Selected excerpt -
========================

Euch, you can definitely find a less repetitive way to make these
checks than a big switch.  Also in mirror to the read function, AFAICT
what you actually want here is a cpu_to_le64().

> +
> +    ddc = NVDIMM_GET_CLASS(nvdimm);
> +    ddc->write_label_data(nvdimm, &data_be, numBytesToWrite, offset);
> +
> +    return H_SUCCESS;
> +}
> +
> +static target_ulong h_scm_bind_mem(PowerPCCPU *cpu, SpaprMachineState *spapr,
> +                                   target_ulong opcode, target_ulong *args)

========================

Annotated element entries

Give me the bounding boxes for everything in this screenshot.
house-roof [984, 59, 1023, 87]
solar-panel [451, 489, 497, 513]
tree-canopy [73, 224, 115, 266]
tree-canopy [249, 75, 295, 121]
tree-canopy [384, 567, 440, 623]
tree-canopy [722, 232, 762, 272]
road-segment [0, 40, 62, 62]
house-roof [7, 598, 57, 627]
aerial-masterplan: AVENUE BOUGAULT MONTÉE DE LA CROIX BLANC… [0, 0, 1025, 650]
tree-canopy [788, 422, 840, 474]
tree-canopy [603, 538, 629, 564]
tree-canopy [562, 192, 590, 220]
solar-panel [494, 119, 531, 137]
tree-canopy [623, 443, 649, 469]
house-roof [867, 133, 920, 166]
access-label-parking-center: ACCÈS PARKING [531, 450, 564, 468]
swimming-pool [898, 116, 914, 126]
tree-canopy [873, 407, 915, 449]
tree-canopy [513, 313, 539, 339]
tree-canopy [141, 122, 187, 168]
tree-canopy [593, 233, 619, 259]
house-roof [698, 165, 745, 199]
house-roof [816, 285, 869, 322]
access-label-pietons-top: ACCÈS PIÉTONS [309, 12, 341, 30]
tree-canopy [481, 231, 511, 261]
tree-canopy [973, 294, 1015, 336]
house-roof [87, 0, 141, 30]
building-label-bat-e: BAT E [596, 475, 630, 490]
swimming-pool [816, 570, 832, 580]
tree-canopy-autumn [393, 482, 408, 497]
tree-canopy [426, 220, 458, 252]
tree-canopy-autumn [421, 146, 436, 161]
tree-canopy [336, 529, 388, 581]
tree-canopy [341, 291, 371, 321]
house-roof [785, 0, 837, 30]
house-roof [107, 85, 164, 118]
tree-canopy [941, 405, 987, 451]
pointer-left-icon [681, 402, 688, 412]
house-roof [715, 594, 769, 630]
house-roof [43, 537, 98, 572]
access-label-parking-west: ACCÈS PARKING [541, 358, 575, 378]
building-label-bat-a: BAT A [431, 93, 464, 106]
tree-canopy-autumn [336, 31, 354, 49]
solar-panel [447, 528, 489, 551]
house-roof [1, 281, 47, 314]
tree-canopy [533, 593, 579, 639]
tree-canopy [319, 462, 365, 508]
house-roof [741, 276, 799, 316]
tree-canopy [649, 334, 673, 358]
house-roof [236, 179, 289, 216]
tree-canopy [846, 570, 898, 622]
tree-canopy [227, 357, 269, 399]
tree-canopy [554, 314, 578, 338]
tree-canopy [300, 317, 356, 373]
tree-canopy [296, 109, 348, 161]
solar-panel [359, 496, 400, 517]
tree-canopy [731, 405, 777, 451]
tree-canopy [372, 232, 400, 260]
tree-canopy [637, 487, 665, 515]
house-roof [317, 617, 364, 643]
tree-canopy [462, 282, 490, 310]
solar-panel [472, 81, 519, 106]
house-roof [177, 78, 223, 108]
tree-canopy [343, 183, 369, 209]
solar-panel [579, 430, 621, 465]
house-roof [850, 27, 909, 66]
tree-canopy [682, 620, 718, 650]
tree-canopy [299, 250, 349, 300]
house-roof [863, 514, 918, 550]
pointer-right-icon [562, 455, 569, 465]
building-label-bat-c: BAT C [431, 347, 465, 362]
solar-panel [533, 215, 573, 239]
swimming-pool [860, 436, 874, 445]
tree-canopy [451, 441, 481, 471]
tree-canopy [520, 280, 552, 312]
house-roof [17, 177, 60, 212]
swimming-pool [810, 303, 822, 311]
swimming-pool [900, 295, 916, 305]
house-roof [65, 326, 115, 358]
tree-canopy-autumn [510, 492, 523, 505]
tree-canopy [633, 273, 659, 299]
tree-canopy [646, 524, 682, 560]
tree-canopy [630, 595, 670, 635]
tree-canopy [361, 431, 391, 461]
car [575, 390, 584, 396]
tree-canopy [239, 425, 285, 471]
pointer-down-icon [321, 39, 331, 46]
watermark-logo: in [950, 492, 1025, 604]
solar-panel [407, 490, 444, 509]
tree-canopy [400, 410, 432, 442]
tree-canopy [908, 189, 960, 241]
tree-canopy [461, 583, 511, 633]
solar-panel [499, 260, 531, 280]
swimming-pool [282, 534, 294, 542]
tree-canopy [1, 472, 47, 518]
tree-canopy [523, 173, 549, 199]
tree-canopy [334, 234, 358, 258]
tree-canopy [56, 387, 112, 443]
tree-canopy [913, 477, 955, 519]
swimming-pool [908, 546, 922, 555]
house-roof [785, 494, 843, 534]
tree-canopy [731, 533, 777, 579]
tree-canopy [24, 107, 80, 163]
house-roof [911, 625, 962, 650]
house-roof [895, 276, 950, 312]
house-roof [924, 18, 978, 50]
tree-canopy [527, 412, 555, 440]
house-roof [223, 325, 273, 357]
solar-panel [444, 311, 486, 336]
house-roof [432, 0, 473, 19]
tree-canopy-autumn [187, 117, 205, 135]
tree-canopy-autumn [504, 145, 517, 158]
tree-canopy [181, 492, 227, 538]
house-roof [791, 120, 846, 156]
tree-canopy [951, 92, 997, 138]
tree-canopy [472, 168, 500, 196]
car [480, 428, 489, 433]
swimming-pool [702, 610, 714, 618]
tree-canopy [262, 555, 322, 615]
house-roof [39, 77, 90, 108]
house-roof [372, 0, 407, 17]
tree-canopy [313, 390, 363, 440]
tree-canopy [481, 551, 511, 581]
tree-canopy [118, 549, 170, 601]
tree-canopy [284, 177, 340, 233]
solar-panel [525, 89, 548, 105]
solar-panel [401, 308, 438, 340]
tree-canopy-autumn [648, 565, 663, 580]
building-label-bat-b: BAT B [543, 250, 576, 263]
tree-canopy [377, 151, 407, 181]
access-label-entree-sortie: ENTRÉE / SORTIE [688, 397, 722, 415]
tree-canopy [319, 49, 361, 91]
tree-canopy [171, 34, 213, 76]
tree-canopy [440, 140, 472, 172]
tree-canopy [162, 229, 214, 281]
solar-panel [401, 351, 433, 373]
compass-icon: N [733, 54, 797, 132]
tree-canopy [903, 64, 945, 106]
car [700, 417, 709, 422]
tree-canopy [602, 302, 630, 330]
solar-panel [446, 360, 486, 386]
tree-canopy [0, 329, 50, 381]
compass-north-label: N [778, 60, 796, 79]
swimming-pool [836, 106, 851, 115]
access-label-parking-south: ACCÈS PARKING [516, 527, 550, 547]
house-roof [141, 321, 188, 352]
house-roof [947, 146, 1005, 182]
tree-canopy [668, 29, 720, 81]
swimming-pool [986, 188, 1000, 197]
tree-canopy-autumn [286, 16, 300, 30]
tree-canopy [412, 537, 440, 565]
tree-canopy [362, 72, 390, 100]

========================

Requests -
A – Reproduce the records word for word, everything from their first line down through the line containing "tree-canopy [722, 232, 762, 272]".
B – Carry on the code review of the NVDIMM patch from the point where it stops.

Task responses -
A –
Give me the bounding boxes for everything in this screenshot.
house-roof [984, 59, 1023, 87]
solar-panel [451, 489, 497, 513]
tree-canopy [73, 224, 115, 266]
tree-canopy [249, 75, 295, 121]
tree-canopy [384, 567, 440, 623]
tree-canopy [722, 232, 762, 272]

B –
> +{
> +    uint32_t drc_index = args[0];
> +    uint64_t starting_idx = args[1];
> +    uint64_t no_of_scm_blocks_to_bind = args[2];
> +    uint64_t target_logical_mem_addr = args[3];
> +    uint64_t continue_token = args[4];
> +    uint64_t size;
> +    uint64_t total_no_of_scm_blocks;
> +    SpaprDrc *drc = spapr_drc_by_index(drc_index);
> +    hwaddr addr;
> +    DeviceState *dev;
> +    PCDIMMDevice *dimm;
> +    Error *local_err = NULL;
> +
> +    if (drc && spapr_drc_type(drc) != SPAPR_DR_CONNECTOR_TYPE_PMEM) {

Check !drc case again.

> +        return H_PARAMETER;
> +    }
> +
> +    dev = drc->dev;

And the !drc->dev case.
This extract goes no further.